§ **PROBLEM STATEMENT**
Locate the string "storm" in the listing below. Copy every line where it is found.

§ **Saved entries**
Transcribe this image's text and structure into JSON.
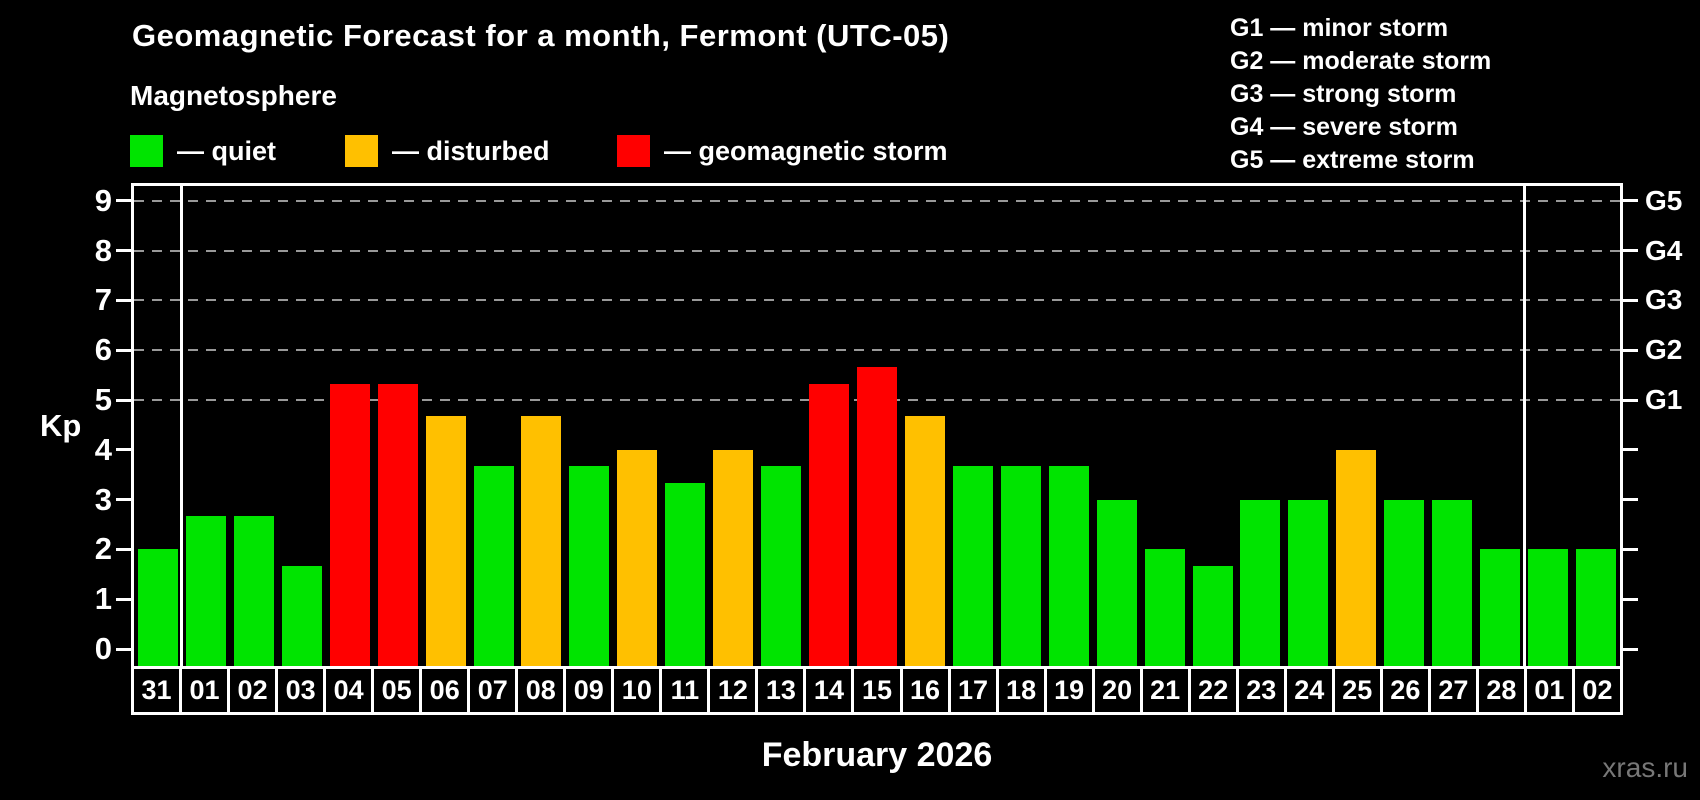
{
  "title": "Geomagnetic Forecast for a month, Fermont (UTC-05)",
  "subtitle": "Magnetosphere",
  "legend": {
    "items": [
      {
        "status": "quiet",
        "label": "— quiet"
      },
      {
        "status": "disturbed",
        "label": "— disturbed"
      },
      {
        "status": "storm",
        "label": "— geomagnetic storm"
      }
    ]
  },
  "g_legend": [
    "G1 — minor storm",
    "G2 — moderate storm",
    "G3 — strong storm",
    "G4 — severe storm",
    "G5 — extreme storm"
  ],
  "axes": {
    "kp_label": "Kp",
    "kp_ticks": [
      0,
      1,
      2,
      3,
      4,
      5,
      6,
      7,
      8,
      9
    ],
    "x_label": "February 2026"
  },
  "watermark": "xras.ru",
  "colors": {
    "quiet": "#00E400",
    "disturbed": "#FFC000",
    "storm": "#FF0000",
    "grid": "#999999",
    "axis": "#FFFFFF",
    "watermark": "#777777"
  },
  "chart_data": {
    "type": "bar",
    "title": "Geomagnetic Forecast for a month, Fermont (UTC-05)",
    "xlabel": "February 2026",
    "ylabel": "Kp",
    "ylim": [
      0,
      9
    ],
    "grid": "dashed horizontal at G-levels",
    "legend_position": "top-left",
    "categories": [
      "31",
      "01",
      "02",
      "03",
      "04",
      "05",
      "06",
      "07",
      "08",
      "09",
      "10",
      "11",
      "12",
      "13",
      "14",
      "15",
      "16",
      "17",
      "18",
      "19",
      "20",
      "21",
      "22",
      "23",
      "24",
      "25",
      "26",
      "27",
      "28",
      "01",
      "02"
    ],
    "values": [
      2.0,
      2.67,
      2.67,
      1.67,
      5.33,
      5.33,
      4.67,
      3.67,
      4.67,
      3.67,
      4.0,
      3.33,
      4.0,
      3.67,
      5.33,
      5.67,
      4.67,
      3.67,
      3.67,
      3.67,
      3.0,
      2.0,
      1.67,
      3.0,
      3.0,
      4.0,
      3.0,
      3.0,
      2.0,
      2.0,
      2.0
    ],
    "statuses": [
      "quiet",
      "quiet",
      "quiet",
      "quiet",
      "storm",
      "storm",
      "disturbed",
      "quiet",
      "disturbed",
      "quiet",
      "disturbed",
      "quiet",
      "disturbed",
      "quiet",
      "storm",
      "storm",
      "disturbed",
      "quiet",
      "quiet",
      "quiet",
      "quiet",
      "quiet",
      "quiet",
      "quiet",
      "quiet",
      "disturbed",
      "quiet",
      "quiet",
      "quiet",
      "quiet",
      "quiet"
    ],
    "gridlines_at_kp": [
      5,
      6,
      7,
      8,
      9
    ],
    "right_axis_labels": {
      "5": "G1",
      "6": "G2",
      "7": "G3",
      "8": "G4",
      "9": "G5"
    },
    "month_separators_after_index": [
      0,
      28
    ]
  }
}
---
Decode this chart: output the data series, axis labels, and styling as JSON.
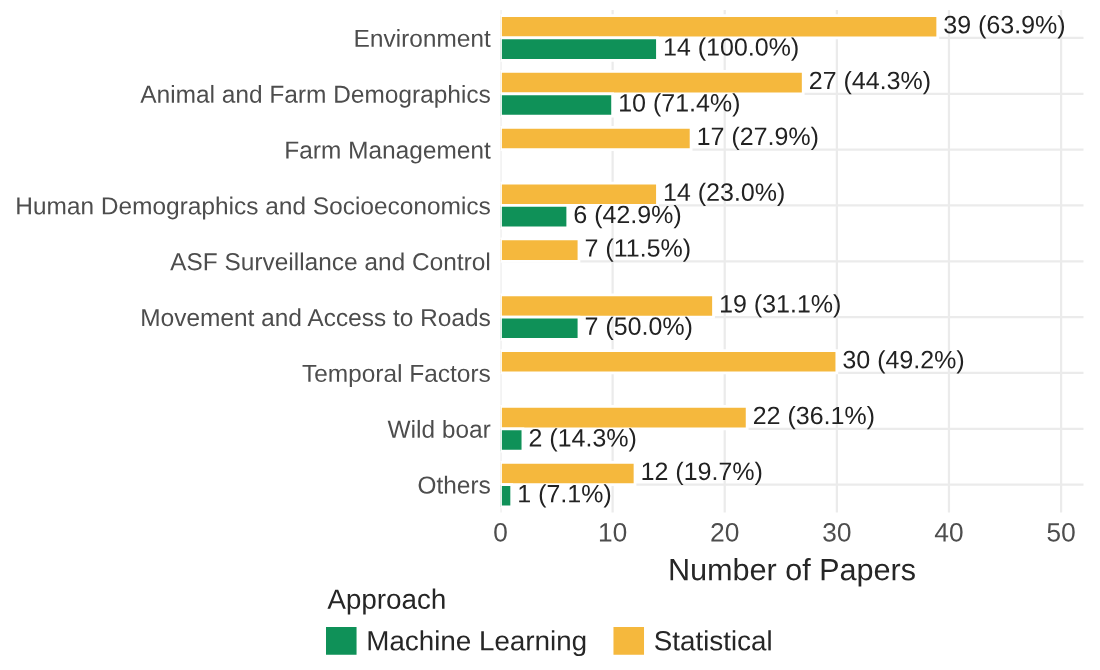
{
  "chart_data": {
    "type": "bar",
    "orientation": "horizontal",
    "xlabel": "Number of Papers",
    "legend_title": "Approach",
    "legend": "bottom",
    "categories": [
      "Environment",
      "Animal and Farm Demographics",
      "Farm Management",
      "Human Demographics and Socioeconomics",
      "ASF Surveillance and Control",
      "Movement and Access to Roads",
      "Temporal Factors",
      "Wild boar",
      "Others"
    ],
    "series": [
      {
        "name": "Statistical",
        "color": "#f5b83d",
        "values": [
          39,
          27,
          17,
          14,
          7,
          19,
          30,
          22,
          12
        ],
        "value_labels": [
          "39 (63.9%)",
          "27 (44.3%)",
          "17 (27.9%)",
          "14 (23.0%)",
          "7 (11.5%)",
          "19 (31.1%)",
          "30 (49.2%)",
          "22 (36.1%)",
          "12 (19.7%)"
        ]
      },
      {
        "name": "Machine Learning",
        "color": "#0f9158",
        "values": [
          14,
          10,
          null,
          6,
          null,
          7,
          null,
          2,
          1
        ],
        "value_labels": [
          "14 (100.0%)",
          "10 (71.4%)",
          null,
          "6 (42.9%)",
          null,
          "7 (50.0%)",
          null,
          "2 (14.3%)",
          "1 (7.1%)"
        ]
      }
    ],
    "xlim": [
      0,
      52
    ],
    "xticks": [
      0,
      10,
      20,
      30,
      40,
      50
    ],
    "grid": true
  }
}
==
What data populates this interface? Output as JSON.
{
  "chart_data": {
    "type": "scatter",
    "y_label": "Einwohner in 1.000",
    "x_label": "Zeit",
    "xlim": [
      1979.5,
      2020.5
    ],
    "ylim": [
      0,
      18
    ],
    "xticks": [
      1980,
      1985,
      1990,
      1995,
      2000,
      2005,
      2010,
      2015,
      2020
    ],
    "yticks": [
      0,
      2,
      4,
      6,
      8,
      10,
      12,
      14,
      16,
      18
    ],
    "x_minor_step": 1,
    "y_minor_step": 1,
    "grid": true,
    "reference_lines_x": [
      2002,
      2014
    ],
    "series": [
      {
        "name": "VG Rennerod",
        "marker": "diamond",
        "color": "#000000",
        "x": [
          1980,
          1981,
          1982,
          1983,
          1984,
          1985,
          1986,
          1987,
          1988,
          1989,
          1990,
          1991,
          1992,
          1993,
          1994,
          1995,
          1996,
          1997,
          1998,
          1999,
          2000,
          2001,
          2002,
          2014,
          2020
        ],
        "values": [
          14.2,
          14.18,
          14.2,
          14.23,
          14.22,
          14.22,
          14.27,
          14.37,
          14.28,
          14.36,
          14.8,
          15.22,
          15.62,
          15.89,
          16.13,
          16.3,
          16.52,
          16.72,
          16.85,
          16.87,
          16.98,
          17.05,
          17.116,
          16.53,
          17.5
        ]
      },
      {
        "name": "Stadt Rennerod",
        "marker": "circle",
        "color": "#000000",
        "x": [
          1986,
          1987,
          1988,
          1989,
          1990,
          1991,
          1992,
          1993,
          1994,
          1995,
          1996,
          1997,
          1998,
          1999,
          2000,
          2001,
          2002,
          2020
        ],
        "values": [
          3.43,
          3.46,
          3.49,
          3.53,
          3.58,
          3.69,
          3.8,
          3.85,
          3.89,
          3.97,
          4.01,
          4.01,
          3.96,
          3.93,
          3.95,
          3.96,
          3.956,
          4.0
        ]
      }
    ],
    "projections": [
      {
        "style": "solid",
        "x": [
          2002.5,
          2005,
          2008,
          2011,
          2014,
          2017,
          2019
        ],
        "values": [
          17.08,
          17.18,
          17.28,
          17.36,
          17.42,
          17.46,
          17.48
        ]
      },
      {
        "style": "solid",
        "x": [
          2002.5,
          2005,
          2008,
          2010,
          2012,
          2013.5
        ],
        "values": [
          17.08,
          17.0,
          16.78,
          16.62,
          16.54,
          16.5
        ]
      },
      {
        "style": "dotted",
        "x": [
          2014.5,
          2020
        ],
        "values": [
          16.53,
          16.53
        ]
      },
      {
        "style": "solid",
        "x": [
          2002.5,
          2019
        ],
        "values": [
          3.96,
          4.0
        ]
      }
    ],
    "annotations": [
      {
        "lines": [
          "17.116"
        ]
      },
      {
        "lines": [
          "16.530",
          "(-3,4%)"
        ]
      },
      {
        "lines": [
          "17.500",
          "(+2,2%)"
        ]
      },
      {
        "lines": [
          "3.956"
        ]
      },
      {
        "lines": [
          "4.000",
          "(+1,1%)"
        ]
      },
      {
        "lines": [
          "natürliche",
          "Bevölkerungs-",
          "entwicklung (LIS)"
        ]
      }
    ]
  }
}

§ **THE COMPLETED TASK**
        "status": "storm",
        "label": "— geomagnetic storm"
    "G1 — minor storm",
    "G2 — moderate storm",
    "G3 — strong storm",
    "G4 — severe storm",
    "G5 — extreme storm"
    "storm": "#FF0000",
      "storm",
      "storm",
      "storm",
      "storm",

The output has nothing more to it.